**What you need to do:** Determine how many lines carry the word "from". Output that number only.

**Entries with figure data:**
====================

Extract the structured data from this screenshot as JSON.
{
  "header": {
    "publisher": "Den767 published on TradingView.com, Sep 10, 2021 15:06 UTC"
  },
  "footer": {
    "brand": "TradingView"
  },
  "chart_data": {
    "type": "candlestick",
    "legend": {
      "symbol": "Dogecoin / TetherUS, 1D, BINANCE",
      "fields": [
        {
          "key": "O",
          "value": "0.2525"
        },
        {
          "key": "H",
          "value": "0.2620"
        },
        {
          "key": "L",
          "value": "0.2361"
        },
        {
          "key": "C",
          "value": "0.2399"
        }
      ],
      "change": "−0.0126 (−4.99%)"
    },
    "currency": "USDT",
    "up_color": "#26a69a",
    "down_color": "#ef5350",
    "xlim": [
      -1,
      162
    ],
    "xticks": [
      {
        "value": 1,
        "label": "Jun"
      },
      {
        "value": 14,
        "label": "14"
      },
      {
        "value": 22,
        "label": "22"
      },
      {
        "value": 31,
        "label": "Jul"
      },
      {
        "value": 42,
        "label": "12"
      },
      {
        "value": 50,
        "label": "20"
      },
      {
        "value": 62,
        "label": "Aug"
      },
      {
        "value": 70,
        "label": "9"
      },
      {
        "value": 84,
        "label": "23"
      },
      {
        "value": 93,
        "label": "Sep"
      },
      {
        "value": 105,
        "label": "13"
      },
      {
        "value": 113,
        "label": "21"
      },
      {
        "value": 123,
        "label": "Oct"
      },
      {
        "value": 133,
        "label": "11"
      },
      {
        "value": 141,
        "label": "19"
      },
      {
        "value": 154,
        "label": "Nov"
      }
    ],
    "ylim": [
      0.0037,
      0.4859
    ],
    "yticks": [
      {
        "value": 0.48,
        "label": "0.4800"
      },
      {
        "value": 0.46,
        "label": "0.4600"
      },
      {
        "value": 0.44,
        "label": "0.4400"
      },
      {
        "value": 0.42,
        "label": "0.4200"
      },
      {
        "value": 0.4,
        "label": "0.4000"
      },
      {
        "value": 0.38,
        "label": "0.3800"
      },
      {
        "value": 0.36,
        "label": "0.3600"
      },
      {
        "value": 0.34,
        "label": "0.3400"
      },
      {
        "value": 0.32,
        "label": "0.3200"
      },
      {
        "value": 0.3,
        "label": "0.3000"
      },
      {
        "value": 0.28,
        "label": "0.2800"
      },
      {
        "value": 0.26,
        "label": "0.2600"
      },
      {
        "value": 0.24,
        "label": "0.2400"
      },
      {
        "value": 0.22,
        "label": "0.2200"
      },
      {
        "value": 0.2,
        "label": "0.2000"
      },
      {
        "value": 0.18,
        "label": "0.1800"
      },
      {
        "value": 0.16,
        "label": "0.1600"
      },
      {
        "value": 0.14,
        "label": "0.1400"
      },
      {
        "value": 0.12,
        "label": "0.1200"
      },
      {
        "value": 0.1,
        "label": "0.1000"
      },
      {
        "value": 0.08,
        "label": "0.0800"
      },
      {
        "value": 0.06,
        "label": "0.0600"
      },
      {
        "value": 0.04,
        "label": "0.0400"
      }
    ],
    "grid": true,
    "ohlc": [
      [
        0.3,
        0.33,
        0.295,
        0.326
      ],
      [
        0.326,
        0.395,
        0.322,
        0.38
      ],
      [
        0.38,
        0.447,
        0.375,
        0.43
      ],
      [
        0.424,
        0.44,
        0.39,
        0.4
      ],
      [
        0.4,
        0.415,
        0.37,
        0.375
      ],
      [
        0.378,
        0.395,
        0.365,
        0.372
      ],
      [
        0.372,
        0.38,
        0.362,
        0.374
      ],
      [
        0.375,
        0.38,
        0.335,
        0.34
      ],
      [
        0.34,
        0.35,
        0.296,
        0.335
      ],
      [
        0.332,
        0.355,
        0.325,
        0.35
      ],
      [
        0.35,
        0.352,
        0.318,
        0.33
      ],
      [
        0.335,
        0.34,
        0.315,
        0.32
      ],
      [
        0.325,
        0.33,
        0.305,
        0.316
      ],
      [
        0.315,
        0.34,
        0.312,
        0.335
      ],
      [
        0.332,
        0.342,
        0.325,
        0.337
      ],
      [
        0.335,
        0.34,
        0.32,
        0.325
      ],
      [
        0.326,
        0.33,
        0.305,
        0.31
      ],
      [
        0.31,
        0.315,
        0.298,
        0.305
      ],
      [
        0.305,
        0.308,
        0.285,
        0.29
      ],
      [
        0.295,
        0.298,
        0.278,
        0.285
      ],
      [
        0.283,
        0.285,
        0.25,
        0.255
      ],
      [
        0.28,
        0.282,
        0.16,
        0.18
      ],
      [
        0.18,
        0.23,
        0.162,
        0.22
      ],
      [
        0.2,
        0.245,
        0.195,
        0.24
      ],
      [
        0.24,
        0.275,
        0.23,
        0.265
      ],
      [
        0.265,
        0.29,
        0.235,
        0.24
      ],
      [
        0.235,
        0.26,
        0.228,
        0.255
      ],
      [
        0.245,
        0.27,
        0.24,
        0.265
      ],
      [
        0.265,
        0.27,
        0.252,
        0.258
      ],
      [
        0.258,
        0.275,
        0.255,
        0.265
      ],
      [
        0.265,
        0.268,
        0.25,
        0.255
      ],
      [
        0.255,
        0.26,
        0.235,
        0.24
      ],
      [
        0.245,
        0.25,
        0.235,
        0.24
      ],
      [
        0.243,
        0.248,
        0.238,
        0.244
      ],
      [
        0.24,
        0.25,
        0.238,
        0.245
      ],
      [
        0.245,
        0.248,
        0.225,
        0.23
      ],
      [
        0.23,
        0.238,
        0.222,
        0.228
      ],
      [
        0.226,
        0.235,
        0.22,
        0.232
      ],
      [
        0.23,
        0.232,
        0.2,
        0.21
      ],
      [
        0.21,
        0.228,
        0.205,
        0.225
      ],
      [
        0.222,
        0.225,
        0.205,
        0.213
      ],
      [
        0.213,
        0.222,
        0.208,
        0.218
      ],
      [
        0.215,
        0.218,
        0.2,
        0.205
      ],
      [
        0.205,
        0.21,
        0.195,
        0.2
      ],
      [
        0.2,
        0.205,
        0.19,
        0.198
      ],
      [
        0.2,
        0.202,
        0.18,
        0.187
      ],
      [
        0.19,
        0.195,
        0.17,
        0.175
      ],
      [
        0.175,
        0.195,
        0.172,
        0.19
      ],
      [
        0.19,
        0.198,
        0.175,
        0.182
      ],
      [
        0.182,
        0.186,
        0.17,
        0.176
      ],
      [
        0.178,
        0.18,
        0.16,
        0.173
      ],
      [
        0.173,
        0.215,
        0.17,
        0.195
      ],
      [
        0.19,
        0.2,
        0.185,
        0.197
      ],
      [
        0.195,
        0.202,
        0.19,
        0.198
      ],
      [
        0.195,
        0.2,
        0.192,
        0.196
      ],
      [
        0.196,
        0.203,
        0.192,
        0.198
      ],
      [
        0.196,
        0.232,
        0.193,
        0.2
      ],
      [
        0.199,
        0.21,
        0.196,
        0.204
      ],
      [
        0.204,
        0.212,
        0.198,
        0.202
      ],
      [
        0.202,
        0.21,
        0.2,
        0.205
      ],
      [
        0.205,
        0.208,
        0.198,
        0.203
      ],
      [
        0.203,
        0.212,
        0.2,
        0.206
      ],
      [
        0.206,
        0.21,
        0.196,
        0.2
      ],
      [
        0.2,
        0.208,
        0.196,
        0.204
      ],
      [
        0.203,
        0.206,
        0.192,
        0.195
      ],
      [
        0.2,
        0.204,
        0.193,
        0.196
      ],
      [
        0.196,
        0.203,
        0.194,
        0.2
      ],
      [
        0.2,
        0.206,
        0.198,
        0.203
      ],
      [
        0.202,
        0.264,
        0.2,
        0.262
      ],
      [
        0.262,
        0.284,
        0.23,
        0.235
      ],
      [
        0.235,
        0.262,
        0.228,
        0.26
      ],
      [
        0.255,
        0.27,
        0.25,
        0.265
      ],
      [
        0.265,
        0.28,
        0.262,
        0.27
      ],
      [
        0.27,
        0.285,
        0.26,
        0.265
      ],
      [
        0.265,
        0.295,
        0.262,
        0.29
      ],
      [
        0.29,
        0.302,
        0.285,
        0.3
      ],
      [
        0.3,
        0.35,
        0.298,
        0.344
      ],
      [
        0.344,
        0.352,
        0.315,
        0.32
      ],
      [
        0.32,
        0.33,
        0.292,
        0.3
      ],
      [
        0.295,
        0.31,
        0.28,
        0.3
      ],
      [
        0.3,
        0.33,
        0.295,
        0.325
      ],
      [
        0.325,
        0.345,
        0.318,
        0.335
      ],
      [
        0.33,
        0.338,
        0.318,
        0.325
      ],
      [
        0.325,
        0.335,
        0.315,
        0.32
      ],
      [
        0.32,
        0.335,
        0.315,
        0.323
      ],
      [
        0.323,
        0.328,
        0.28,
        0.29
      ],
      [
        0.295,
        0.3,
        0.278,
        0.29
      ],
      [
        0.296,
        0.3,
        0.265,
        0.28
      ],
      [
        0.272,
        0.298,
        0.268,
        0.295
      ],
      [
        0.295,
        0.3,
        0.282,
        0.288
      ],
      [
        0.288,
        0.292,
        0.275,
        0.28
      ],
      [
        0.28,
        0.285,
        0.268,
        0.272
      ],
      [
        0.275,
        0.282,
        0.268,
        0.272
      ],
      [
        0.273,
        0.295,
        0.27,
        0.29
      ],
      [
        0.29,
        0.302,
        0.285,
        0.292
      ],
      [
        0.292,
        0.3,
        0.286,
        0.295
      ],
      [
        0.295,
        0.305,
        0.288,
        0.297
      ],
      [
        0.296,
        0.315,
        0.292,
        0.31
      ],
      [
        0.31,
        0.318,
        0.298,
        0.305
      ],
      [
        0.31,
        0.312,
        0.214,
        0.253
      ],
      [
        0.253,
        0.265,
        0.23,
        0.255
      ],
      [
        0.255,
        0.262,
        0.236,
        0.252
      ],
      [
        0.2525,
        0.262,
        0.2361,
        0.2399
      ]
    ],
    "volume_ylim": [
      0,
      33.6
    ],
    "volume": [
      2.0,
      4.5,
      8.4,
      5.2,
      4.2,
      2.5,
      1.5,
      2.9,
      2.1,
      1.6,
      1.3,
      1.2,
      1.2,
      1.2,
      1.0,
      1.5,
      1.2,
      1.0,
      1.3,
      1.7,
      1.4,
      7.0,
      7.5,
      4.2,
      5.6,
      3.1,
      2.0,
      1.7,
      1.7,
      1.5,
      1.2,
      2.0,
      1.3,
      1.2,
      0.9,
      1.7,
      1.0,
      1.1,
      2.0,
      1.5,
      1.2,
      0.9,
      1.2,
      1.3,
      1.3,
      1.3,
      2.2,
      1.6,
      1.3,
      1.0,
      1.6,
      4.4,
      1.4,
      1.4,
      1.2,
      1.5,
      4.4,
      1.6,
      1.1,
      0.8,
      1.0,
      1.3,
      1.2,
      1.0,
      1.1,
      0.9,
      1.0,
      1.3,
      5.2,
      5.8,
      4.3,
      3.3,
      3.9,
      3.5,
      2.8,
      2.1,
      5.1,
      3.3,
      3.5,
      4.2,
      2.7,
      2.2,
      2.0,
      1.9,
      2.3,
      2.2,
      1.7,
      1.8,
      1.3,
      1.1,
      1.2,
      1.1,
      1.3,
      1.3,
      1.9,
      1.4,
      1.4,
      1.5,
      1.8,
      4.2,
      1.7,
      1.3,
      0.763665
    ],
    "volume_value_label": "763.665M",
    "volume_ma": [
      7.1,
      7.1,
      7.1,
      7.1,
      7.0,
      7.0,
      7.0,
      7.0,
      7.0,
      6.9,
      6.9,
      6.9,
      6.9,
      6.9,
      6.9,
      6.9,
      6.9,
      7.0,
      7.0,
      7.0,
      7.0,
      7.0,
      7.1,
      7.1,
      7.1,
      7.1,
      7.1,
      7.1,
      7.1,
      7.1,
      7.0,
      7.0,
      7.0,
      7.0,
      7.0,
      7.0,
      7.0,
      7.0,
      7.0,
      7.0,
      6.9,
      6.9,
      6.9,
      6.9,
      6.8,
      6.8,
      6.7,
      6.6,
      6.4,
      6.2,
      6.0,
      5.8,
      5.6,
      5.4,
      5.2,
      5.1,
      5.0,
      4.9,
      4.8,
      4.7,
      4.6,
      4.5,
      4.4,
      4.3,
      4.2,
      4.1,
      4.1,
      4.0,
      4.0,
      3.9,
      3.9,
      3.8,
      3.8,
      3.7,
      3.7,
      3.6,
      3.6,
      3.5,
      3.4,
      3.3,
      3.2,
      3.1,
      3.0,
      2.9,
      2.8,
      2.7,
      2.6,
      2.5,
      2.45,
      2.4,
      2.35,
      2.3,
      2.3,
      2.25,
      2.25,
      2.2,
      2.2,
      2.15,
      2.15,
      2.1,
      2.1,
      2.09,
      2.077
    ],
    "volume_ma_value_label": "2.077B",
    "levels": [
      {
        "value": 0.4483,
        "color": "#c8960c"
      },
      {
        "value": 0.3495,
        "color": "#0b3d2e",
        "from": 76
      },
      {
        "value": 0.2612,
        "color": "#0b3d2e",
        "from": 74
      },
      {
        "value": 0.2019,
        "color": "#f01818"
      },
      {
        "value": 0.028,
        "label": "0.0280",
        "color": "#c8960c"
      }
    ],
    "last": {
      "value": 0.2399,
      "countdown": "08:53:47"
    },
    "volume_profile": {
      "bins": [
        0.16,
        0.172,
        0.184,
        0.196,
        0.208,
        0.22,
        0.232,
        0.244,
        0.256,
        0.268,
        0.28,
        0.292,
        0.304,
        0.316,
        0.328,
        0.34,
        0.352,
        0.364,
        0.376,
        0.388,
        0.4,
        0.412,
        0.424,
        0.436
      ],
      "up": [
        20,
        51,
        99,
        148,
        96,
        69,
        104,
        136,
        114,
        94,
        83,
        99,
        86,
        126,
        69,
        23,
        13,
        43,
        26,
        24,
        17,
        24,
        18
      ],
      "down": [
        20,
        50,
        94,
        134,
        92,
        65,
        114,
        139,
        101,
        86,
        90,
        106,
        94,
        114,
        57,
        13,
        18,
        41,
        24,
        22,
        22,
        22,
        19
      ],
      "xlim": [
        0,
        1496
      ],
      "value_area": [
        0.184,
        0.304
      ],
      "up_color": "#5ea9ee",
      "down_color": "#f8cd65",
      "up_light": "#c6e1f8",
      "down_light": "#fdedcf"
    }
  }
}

====================

**Written answer:** 3